[Dataset content]
Begin

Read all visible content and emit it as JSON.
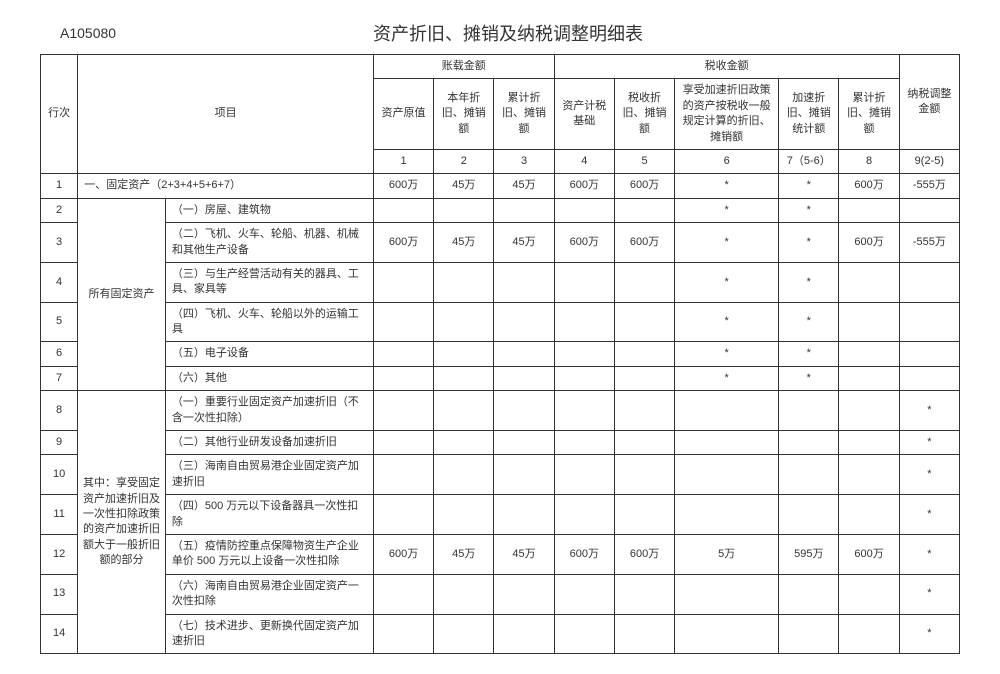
{
  "form_code": "A105080",
  "title": "资产折旧、摊销及纳税调整明细表",
  "head": {
    "row_idx": "行次",
    "project": "项目",
    "book_group": "账载金额",
    "tax_group": "税收金额",
    "c1": "资产原值",
    "c2": "本年折旧、摊销额",
    "c3": "累计折旧、摊销额",
    "c4": "资产计税基础",
    "c5": "税收折旧、摊销额",
    "c6": "享受加速折旧政策的资产按税收一般规定计算的折旧、摊销额",
    "c7": "加速折旧、摊销统计额",
    "c8": "累计折旧、摊销额",
    "c9": "纳税调整金额",
    "n1": "1",
    "n2": "2",
    "n3": "3",
    "n4": "4",
    "n5": "5",
    "n6": "6",
    "n7": "7（5-6）",
    "n8": "8",
    "n9": "9(2-5)"
  },
  "group1": "所有固定资产",
  "group2": "其中：享受固定资产加速折旧及一次性扣除政策的资产加速折旧额大于一般折旧额的部分",
  "rows": {
    "r1": {
      "idx": "1",
      "item": "一、固定资产（2+3+4+5+6+7）",
      "c1": "600万",
      "c2": "45万",
      "c3": "45万",
      "c4": "600万",
      "c5": "600万",
      "c6": "*",
      "c7": "*",
      "c8": "600万",
      "c9": "-555万"
    },
    "r2": {
      "idx": "2",
      "item": "（一）房屋、建筑物",
      "c1": "",
      "c2": "",
      "c3": "",
      "c4": "",
      "c5": "",
      "c6": "*",
      "c7": "*",
      "c8": "",
      "c9": ""
    },
    "r3": {
      "idx": "3",
      "item": "（二）飞机、火车、轮船、机器、机械和其他生产设备",
      "c1": "600万",
      "c2": "45万",
      "c3": "45万",
      "c4": "600万",
      "c5": "600万",
      "c6": "*",
      "c7": "*",
      "c8": "600万",
      "c9": "-555万"
    },
    "r4": {
      "idx": "4",
      "item": "（三）与生产经营活动有关的器具、工具、家具等",
      "c1": "",
      "c2": "",
      "c3": "",
      "c4": "",
      "c5": "",
      "c6": "*",
      "c7": "*",
      "c8": "",
      "c9": ""
    },
    "r5": {
      "idx": "5",
      "item": "（四）飞机、火车、轮船以外的运输工具",
      "c1": "",
      "c2": "",
      "c3": "",
      "c4": "",
      "c5": "",
      "c6": "*",
      "c7": "*",
      "c8": "",
      "c9": ""
    },
    "r6": {
      "idx": "6",
      "item": "（五）电子设备",
      "c1": "",
      "c2": "",
      "c3": "",
      "c4": "",
      "c5": "",
      "c6": "*",
      "c7": "*",
      "c8": "",
      "c9": ""
    },
    "r7": {
      "idx": "7",
      "item": "（六）其他",
      "c1": "",
      "c2": "",
      "c3": "",
      "c4": "",
      "c5": "",
      "c6": "*",
      "c7": "*",
      "c8": "",
      "c9": ""
    },
    "r8": {
      "idx": "8",
      "item": "（一）重要行业固定资产加速折旧（不含一次性扣除）",
      "c1": "",
      "c2": "",
      "c3": "",
      "c4": "",
      "c5": "",
      "c6": "",
      "c7": "",
      "c8": "",
      "c9": "*"
    },
    "r9": {
      "idx": "9",
      "item": "（二）其他行业研发设备加速折旧",
      "c1": "",
      "c2": "",
      "c3": "",
      "c4": "",
      "c5": "",
      "c6": "",
      "c7": "",
      "c8": "",
      "c9": "*"
    },
    "r10": {
      "idx": "10",
      "item": "（三）海南自由贸易港企业固定资产加速折旧",
      "c1": "",
      "c2": "",
      "c3": "",
      "c4": "",
      "c5": "",
      "c6": "",
      "c7": "",
      "c8": "",
      "c9": "*"
    },
    "r11": {
      "idx": "11",
      "item": "（四）500 万元以下设备器具一次性扣除",
      "c1": "",
      "c2": "",
      "c3": "",
      "c4": "",
      "c5": "",
      "c6": "",
      "c7": "",
      "c8": "",
      "c9": "*"
    },
    "r12": {
      "idx": "12",
      "item": "（五）疫情防控重点保障物资生产企业单价 500 万元以上设备一次性扣除",
      "c1": "600万",
      "c2": "45万",
      "c3": "45万",
      "c4": "600万",
      "c5": "600万",
      "c6": "5万",
      "c7": "595万",
      "c8": "600万",
      "c9": "*"
    },
    "r13": {
      "idx": "13",
      "item": "（六）海南自由贸易港企业固定资产一次性扣除",
      "c1": "",
      "c2": "",
      "c3": "",
      "c4": "",
      "c5": "",
      "c6": "",
      "c7": "",
      "c8": "",
      "c9": "*"
    },
    "r14": {
      "idx": "14",
      "item": "（七）技术进步、更新换代固定资产加速折旧",
      "c1": "",
      "c2": "",
      "c3": "",
      "c4": "",
      "c5": "",
      "c6": "",
      "c7": "",
      "c8": "",
      "c9": "*"
    }
  }
}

End

[What needs to be done]
Omit every picture while copying the listing above exactly.

[In response]
Read all visible content and emit it as JSON.
{
  "form_code": "A105080",
  "title": "资产折旧、摊销及纳税调整明细表",
  "head": {
    "row_idx": "行次",
    "project": "项目",
    "book_group": "账载金额",
    "tax_group": "税收金额",
    "c1": "资产原值",
    "c2": "本年折旧、摊销额",
    "c3": "累计折旧、摊销额",
    "c4": "资产计税基础",
    "c5": "税收折旧、摊销额",
    "c6": "享受加速折旧政策的资产按税收一般规定计算的折旧、摊销额",
    "c7": "加速折旧、摊销统计额",
    "c8": "累计折旧、摊销额",
    "c9": "纳税调整金额",
    "n1": "1",
    "n2": "2",
    "n3": "3",
    "n4": "4",
    "n5": "5",
    "n6": "6",
    "n7": "7（5-6）",
    "n8": "8",
    "n9": "9(2-5)"
  },
  "group1": "所有固定资产",
  "group2": "其中：享受固定资产加速折旧及一次性扣除政策的资产加速折旧额大于一般折旧额的部分",
  "rows": {
    "r1": {
      "idx": "1",
      "item": "一、固定资产（2+3+4+5+6+7）",
      "c1": "600万",
      "c2": "45万",
      "c3": "45万",
      "c4": "600万",
      "c5": "600万",
      "c6": "*",
      "c7": "*",
      "c8": "600万",
      "c9": "-555万"
    },
    "r2": {
      "idx": "2",
      "item": "（一）房屋、建筑物",
      "c1": "",
      "c2": "",
      "c3": "",
      "c4": "",
      "c5": "",
      "c6": "*",
      "c7": "*",
      "c8": "",
      "c9": ""
    },
    "r3": {
      "idx": "3",
      "item": "（二）飞机、火车、轮船、机器、机械和其他生产设备",
      "c1": "600万",
      "c2": "45万",
      "c3": "45万",
      "c4": "600万",
      "c5": "600万",
      "c6": "*",
      "c7": "*",
      "c8": "600万",
      "c9": "-555万"
    },
    "r4": {
      "idx": "4",
      "item": "（三）与生产经营活动有关的器具、工具、家具等",
      "c1": "",
      "c2": "",
      "c3": "",
      "c4": "",
      "c5": "",
      "c6": "*",
      "c7": "*",
      "c8": "",
      "c9": ""
    },
    "r5": {
      "idx": "5",
      "item": "（四）飞机、火车、轮船以外的运输工具",
      "c1": "",
      "c2": "",
      "c3": "",
      "c4": "",
      "c5": "",
      "c6": "*",
      "c7": "*",
      "c8": "",
      "c9": ""
    },
    "r6": {
      "idx": "6",
      "item": "（五）电子设备",
      "c1": "",
      "c2": "",
      "c3": "",
      "c4": "",
      "c5": "",
      "c6": "*",
      "c7": "*",
      "c8": "",
      "c9": ""
    },
    "r7": {
      "idx": "7",
      "item": "（六）其他",
      "c1": "",
      "c2": "",
      "c3": "",
      "c4": "",
      "c5": "",
      "c6": "*",
      "c7": "*",
      "c8": "",
      "c9": ""
    },
    "r8": {
      "idx": "8",
      "item": "（一）重要行业固定资产加速折旧（不含一次性扣除）",
      "c1": "",
      "c2": "",
      "c3": "",
      "c4": "",
      "c5": "",
      "c6": "",
      "c7": "",
      "c8": "",
      "c9": "*"
    },
    "r9": {
      "idx": "9",
      "item": "（二）其他行业研发设备加速折旧",
      "c1": "",
      "c2": "",
      "c3": "",
      "c4": "",
      "c5": "",
      "c6": "",
      "c7": "",
      "c8": "",
      "c9": "*"
    },
    "r10": {
      "idx": "10",
      "item": "（三）海南自由贸易港企业固定资产加速折旧",
      "c1": "",
      "c2": "",
      "c3": "",
      "c4": "",
      "c5": "",
      "c6": "",
      "c7": "",
      "c8": "",
      "c9": "*"
    },
    "r11": {
      "idx": "11",
      "item": "（四）500 万元以下设备器具一次性扣除",
      "c1": "",
      "c2": "",
      "c3": "",
      "c4": "",
      "c5": "",
      "c6": "",
      "c7": "",
      "c8": "",
      "c9": "*"
    },
    "r12": {
      "idx": "12",
      "item": "（五）疫情防控重点保障物资生产企业单价 500 万元以上设备一次性扣除",
      "c1": "600万",
      "c2": "45万",
      "c3": "45万",
      "c4": "600万",
      "c5": "600万",
      "c6": "5万",
      "c7": "595万",
      "c8": "600万",
      "c9": "*"
    },
    "r13": {
      "idx": "13",
      "item": "（六）海南自由贸易港企业固定资产一次性扣除",
      "c1": "",
      "c2": "",
      "c3": "",
      "c4": "",
      "c5": "",
      "c6": "",
      "c7": "",
      "c8": "",
      "c9": "*"
    },
    "r14": {
      "idx": "14",
      "item": "（七）技术进步、更新换代固定资产加速折旧",
      "c1": "",
      "c2": "",
      "c3": "",
      "c4": "",
      "c5": "",
      "c6": "",
      "c7": "",
      "c8": "",
      "c9": "*"
    }
  }
}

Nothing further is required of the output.